Transcribe the entries that follow, word for word.

*Extracted material:*
--

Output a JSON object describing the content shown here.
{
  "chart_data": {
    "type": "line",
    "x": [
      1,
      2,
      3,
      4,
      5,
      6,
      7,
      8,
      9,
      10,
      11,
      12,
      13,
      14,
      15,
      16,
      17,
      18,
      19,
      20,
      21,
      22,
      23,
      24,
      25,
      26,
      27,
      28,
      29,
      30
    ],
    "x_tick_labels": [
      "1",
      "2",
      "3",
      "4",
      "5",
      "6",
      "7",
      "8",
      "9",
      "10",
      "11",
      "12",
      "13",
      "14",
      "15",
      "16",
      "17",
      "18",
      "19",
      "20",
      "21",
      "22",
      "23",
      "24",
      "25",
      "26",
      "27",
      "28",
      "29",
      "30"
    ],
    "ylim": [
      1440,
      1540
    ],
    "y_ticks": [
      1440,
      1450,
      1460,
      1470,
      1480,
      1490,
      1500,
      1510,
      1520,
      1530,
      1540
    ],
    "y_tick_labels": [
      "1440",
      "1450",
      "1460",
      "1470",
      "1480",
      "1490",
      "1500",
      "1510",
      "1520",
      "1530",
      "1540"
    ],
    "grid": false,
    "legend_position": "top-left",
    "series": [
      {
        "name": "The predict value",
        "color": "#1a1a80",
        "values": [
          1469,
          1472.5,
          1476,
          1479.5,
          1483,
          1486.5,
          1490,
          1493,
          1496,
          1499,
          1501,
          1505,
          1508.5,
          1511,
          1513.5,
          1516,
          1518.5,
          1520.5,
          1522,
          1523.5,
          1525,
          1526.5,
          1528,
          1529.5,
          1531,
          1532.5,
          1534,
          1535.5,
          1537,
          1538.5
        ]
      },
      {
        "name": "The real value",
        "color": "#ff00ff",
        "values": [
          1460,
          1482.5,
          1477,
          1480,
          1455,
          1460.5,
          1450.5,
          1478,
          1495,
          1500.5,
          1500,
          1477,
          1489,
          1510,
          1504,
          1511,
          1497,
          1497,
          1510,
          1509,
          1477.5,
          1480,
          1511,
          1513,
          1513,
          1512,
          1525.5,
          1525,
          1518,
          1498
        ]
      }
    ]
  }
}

--

*Answer to this task:*
Output a JSON object describing the content shown here.
{
  "chart_data": {
    "type": "line",
    "x": [
      1,
      2,
      3,
      4,
      5,
      6,
      7,
      8,
      9,
      10,
      11,
      12,
      13,
      14,
      15,
      16,
      17,
      18,
      19,
      20,
      21,
      22,
      23,
      24,
      25,
      26,
      27,
      28,
      29,
      30
    ],
    "x_tick_labels": [
      "1",
      "2",
      "3",
      "4",
      "5",
      "6",
      "7",
      "8",
      "9",
      "10",
      "11",
      "12",
      "13",
      "14",
      "15",
      "16",
      "17",
      "18",
      "19",
      "20",
      "21",
      "22",
      "23",
      "24",
      "25",
      "26",
      "27",
      "28",
      "29",
      "30"
    ],
    "ylim": [
      1440,
      1540
    ],
    "y_ticks": [
      1440,
      1450,
      1460,
      1470,
      1480,
      1490,
      1500,
      1510,
      1520,
      1530,
      1540
    ],
    "y_tick_labels": [
      "1440",
      "1450",
      "1460",
      "1470",
      "1480",
      "1490",
      "1500",
      "1510",
      "1520",
      "1530",
      "1540"
    ],
    "grid": false,
    "legend_position": "top-left",
    "series": [
      {
        "name": "The predict value",
        "color": "#1a1a80",
        "values": [
          1469,
          1472.5,
          1476,
          1479.5,
          1483,
          1486.5,
          1490,
          1493,
          1496,
          1499,
          1501,
          1505,
          1508.5,
          1511,
          1513.5,
          1516,
          1518.5,
          1520.5,
          1522,
          1523.5,
          1525,
          1526.5,
          1528,
          1529.5,
          1531,
          1532.5,
          1534,
          1535.5,
          1537,
          1538.5
        ]
      },
      {
        "name": "The real value",
        "color": "#ff00ff",
        "values": [
          1460,
          1482.5,
          1477,
          1480,
          1455,
          1460.5,
          1450.5,
          1478,
          1495,
          1500.5,
          1500,
          1477,
          1489,
          1510,
          1504,
          1511,
          1497,
          1497,
          1510,
          1509,
          1477.5,
          1480,
          1511,
          1513,
          1513,
          1512,
          1525.5,
          1525,
          1518,
          1498
        ]
      }
    ]
  }
}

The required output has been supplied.